Document section:
The verse I just quoted said that even though my heart and flesh may fail, God is the strength of my heart. My faith in God’s promises keeps me going. Because I know that he will take care of all of my needs. However, that still does not remove my anxiety 100%, it only lessens the amount of anxiety I would have if I did not have faith in God. The reason I still have anxiety is because I know that even though God will always do what is best for me, I know that the best might involve terrible suffering. As C.S Lewis put it, “We are not necessarily doubting that God will do the best for us; we are wondering how painful the best will turn out to be.”  I worry not that God will let me down, or not take care of me, ; I worry that how He’ll take care of me will be by allowing me to go through awful things. Yet, I still find comfort in the words of Christ as quoted above. I firmly believe that if it were not for my faith in Him, my anxiety would be so high that I would need to be on prescription meds to deal with it. I wish I had enough faith that I had no anxiety at all, but I am still being sanctified. I am still growing spiritually. Perhaps God will some day bring me to the point where I am at peace in all situations.
“God has said, ‘Never will I leave you; never will I forsake you.'” – Hebrews 13:5b
The Sorrows Of This Life Cannot Compare With The Glory That’s In Store
The Christian music artist Jeremy Camp has a song called “There Will Be A Day” which I have grown to love even more in the past few weeks given all the stuff I’ve been going through. The song talks about that glorious day when the evil and suffering of this life will be done away with, and we’ll no longer have any burdens or heartache, “There will be a day when the burdens of this place will be no more. We’ll see Jesus face to face.”

Stated problem a:
Which Jeremy Camp song does the passage on faith and anxiety mention?

Excerpted data:
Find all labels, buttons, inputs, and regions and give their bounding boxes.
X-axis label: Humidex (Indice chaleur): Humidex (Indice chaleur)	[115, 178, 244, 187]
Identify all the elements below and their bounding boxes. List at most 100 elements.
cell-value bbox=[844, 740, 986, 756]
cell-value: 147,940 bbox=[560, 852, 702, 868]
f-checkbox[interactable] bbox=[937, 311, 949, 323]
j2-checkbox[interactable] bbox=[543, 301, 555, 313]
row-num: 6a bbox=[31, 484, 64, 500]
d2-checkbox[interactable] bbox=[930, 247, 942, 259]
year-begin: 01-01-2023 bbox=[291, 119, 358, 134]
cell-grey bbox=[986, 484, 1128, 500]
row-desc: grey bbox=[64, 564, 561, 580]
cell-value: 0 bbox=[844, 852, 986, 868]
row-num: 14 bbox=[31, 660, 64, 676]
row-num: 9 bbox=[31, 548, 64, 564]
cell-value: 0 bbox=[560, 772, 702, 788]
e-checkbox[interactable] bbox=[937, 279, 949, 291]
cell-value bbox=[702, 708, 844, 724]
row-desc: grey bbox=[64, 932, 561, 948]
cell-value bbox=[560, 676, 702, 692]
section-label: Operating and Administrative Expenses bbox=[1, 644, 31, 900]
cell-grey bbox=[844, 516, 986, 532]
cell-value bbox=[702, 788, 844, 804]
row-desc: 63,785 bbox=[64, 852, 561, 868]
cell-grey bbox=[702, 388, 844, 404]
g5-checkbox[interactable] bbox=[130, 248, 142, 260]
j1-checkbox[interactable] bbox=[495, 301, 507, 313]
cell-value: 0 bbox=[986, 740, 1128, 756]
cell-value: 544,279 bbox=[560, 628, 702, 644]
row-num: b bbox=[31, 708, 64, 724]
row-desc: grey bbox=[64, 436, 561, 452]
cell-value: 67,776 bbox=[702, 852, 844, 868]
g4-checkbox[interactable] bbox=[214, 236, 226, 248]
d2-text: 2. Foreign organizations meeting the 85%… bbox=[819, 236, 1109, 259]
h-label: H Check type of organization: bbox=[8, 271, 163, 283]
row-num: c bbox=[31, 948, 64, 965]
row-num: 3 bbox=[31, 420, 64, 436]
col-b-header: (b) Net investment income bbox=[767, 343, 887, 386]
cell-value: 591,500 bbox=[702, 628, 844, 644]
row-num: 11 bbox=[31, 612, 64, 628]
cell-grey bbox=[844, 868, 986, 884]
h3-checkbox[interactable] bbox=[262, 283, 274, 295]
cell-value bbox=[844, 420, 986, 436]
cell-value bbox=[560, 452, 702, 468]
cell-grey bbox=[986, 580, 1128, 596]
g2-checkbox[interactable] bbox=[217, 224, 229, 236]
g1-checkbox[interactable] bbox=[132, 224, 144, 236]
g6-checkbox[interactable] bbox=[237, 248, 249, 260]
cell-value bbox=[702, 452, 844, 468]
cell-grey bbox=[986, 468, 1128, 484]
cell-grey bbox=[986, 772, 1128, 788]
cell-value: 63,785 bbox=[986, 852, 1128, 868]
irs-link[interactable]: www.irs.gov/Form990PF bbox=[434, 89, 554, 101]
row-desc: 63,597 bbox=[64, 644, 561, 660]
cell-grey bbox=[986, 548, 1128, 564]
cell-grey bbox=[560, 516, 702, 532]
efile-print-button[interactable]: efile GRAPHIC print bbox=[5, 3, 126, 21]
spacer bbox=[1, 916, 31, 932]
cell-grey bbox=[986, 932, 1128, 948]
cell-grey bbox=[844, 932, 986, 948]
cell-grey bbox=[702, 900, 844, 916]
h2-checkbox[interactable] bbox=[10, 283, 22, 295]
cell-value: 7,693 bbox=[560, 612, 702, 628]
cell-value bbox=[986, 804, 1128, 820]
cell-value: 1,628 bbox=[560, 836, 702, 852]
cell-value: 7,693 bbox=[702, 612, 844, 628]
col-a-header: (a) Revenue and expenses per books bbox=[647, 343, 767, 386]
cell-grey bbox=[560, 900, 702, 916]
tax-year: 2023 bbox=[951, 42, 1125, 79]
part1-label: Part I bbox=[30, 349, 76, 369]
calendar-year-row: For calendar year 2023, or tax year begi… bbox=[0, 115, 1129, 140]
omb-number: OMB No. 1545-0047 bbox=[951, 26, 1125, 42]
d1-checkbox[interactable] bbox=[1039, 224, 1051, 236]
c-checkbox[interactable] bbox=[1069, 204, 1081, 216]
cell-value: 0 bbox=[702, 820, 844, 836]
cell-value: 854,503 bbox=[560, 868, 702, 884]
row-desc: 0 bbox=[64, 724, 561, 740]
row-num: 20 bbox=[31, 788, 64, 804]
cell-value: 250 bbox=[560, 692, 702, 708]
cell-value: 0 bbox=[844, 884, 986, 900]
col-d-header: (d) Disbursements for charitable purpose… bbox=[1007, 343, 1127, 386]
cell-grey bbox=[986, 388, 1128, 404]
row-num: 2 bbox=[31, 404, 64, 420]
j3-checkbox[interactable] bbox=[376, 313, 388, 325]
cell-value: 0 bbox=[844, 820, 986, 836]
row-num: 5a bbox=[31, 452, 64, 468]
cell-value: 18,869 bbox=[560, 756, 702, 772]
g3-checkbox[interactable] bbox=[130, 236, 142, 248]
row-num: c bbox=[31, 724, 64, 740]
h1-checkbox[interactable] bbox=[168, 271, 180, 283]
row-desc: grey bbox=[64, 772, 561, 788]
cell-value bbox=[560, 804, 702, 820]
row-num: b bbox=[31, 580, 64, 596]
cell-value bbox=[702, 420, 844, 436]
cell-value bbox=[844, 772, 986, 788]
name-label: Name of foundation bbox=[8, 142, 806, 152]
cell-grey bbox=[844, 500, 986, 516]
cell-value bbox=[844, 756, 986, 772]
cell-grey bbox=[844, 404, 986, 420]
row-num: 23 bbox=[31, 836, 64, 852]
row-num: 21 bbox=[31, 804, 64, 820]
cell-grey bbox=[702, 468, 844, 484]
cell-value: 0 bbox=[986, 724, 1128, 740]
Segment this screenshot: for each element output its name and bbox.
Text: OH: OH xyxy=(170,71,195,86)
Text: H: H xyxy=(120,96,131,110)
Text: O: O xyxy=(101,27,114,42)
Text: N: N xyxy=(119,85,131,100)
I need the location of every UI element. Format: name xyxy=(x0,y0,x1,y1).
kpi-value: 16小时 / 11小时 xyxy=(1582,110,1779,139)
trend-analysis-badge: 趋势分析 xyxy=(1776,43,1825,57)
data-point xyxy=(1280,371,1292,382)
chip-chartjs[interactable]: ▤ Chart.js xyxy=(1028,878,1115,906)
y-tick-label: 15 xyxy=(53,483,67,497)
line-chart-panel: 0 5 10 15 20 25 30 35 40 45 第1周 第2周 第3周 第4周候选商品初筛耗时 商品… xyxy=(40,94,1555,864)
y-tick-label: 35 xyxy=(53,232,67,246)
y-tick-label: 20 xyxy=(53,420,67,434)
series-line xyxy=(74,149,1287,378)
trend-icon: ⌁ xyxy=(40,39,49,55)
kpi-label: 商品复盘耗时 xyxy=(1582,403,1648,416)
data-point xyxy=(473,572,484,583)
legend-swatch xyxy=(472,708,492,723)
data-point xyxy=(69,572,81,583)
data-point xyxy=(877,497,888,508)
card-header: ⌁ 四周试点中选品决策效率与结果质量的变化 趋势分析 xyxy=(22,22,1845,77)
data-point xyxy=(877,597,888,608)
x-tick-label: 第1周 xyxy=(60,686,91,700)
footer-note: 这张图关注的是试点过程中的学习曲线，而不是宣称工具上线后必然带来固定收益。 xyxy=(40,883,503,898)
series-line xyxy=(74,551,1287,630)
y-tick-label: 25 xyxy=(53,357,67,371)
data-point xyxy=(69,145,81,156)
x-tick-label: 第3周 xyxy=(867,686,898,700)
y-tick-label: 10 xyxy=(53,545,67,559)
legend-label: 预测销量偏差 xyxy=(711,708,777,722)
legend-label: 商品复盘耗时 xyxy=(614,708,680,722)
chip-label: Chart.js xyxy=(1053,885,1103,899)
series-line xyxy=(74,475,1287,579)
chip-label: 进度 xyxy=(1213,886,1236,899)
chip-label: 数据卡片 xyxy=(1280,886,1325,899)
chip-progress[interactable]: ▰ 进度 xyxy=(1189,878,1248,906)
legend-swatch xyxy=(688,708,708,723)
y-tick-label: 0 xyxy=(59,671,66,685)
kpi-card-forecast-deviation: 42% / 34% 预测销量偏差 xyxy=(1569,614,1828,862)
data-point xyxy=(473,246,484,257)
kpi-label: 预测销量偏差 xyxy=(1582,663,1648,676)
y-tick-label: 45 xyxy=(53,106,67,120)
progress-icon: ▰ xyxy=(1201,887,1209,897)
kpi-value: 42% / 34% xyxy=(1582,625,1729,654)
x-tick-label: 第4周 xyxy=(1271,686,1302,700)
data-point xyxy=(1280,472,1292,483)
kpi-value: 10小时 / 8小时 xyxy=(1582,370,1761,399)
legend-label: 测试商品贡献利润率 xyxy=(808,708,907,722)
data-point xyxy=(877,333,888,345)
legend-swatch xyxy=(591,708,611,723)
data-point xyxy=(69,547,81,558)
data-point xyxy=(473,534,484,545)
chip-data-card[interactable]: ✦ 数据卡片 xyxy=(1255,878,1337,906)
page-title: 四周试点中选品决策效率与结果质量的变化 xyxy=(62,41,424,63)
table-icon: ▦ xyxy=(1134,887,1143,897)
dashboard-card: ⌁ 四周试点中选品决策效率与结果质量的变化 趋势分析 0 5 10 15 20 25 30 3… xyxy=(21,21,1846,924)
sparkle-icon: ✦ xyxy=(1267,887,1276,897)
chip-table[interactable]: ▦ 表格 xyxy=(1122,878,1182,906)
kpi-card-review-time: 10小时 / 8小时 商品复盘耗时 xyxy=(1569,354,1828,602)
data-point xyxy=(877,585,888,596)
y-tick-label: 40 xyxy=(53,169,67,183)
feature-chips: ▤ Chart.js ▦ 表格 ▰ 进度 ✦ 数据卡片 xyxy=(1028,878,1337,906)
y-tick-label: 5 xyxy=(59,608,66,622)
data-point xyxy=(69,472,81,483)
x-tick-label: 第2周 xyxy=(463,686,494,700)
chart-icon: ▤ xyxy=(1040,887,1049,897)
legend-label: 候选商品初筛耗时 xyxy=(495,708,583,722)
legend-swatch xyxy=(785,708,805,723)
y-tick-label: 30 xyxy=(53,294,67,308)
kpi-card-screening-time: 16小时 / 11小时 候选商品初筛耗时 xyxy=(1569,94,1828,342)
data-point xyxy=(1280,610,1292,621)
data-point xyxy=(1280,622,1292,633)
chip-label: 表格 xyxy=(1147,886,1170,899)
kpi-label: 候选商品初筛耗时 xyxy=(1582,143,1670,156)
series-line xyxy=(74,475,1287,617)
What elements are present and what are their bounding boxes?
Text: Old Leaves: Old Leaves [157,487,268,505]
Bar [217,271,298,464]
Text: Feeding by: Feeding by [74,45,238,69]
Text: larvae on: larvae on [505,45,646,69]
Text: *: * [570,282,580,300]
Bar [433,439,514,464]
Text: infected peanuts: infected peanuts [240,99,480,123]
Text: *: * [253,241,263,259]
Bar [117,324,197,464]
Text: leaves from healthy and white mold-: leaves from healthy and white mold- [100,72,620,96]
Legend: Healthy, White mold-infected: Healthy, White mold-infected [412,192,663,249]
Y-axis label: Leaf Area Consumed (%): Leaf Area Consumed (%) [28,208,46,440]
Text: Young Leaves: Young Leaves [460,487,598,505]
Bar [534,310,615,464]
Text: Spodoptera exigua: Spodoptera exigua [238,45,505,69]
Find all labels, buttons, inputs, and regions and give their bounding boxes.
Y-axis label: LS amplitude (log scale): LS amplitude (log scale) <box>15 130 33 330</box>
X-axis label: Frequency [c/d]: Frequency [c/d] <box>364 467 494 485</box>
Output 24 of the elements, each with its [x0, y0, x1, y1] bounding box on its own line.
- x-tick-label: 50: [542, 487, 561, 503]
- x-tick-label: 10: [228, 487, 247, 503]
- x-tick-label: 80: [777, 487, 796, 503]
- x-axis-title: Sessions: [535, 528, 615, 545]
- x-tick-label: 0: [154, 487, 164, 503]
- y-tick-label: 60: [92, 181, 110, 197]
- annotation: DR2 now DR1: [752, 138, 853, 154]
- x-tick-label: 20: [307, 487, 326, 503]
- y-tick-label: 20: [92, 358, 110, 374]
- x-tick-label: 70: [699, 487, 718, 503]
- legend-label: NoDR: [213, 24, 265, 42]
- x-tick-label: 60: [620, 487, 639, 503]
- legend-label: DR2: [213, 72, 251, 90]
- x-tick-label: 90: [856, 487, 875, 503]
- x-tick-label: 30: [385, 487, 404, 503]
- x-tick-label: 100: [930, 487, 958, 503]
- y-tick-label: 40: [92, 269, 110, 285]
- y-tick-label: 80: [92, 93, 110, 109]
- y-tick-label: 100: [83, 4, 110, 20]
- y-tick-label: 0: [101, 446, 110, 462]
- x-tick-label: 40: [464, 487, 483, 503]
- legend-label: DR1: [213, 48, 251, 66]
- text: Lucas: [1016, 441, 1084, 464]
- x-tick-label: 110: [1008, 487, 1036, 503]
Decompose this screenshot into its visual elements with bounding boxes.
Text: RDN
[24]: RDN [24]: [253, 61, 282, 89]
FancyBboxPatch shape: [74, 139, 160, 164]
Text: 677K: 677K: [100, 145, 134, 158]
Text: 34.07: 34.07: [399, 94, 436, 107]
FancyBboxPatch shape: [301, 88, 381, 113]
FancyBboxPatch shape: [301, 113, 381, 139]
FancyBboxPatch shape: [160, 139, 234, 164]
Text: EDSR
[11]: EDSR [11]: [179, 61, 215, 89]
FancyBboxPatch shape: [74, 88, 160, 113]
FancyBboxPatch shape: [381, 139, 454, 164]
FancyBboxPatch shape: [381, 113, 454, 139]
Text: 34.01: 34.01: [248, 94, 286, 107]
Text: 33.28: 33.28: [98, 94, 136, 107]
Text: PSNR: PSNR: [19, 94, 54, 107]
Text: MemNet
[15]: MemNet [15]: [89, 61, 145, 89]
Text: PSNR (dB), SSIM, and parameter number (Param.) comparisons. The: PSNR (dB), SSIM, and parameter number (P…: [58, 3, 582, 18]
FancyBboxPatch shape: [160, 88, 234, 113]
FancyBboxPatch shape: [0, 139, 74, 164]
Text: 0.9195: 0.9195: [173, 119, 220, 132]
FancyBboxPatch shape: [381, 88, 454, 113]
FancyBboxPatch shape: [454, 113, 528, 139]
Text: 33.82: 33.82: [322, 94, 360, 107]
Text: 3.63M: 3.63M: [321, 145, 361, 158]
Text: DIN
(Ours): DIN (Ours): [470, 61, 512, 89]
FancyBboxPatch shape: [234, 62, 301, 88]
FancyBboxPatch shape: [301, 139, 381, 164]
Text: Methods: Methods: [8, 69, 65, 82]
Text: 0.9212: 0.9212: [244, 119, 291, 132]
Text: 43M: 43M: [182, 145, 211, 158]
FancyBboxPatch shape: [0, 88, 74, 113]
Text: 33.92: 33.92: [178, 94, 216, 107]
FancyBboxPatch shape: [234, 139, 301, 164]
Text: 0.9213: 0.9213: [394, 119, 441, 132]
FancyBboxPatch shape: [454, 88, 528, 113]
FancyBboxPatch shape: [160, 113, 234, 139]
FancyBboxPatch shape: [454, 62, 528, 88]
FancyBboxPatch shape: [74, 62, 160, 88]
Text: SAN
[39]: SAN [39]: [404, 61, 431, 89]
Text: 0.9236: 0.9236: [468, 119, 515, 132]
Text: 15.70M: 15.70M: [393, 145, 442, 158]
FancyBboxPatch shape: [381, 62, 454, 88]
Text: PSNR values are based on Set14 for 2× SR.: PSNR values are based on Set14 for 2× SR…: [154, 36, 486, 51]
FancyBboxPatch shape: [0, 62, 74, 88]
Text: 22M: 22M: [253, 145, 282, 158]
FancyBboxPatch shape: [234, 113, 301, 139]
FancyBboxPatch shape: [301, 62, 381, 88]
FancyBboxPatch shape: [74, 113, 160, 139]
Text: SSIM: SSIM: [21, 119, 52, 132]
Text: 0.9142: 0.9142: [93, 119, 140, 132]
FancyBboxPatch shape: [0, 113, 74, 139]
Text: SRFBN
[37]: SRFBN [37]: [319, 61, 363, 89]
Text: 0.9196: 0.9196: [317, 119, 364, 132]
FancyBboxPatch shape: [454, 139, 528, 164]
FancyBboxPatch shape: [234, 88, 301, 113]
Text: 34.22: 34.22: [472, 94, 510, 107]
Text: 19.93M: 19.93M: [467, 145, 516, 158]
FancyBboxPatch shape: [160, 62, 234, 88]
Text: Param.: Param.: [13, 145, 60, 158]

Stated problem b:
Copy the rows above word for word, starting at the first row and stopping after the row that contains "cell-value bbox=[702, 452, 844, 468]".

Answer a:
"There Will Be A Day"

Answer b:
Find all labels, buttons, inputs, and regions and give their bounding boxes.
X-axis label: Humidex (Indice chaleur): Humidex (Indice chaleur)	[115, 178, 244, 187]
Identify all the elements below and their bounding boxes. List at most 100 elements.
cell-value bbox=[844, 740, 986, 756]
cell-value: 147,940 bbox=[560, 852, 702, 868]
f-checkbox[interactable] bbox=[937, 311, 949, 323]
j2-checkbox[interactable] bbox=[543, 301, 555, 313]
row-num: 6a bbox=[31, 484, 64, 500]
d2-checkbox[interactable] bbox=[930, 247, 942, 259]
year-begin: 01-01-2023 bbox=[291, 119, 358, 134]
cell-grey bbox=[986, 484, 1128, 500]
row-desc: grey bbox=[64, 564, 561, 580]
cell-value: 0 bbox=[844, 852, 986, 868]
row-num: 14 bbox=[31, 660, 64, 676]
row-num: 9 bbox=[31, 548, 64, 564]
cell-value: 0 bbox=[560, 772, 702, 788]
e-checkbox[interactable] bbox=[937, 279, 949, 291]
cell-value bbox=[702, 708, 844, 724]
row-desc: grey bbox=[64, 932, 561, 948]
cell-value bbox=[560, 676, 702, 692]
section-label: Operating and Administrative Expenses bbox=[1, 644, 31, 900]
cell-grey bbox=[844, 516, 986, 532]
cell-value bbox=[702, 788, 844, 804]
row-desc: 63,785 bbox=[64, 852, 561, 868]
cell-grey bbox=[702, 388, 844, 404]
g5-checkbox[interactable] bbox=[130, 248, 142, 260]
j1-checkbox[interactable] bbox=[495, 301, 507, 313]
cell-value: 0 bbox=[986, 740, 1128, 756]
cell-value: 544,279 bbox=[560, 628, 702, 644]
row-num: b bbox=[31, 708, 64, 724]
row-desc: grey bbox=[64, 436, 561, 452]
cell-value: 67,776 bbox=[702, 852, 844, 868]
g4-checkbox[interactable] bbox=[214, 236, 226, 248]
d2-text: 2. Foreign organizations meeting the 85%… bbox=[819, 236, 1109, 259]
h-label: H Check type of organization: bbox=[8, 271, 163, 283]
row-num: c bbox=[31, 948, 64, 965]
row-num: 3 bbox=[31, 420, 64, 436]
col-b-header: (b) Net investment income bbox=[767, 343, 887, 386]
cell-value: 591,500 bbox=[702, 628, 844, 644]
row-num: 11 bbox=[31, 612, 64, 628]
cell-grey bbox=[844, 868, 986, 884]
h3-checkbox[interactable] bbox=[262, 283, 274, 295]
cell-value bbox=[844, 420, 986, 436]
cell-value bbox=[560, 452, 702, 468]
cell-grey bbox=[986, 580, 1128, 596]
g2-checkbox[interactable] bbox=[217, 224, 229, 236]
g1-checkbox[interactable] bbox=[132, 224, 144, 236]
g6-checkbox[interactable] bbox=[237, 248, 249, 260]
cell-value bbox=[702, 452, 844, 468]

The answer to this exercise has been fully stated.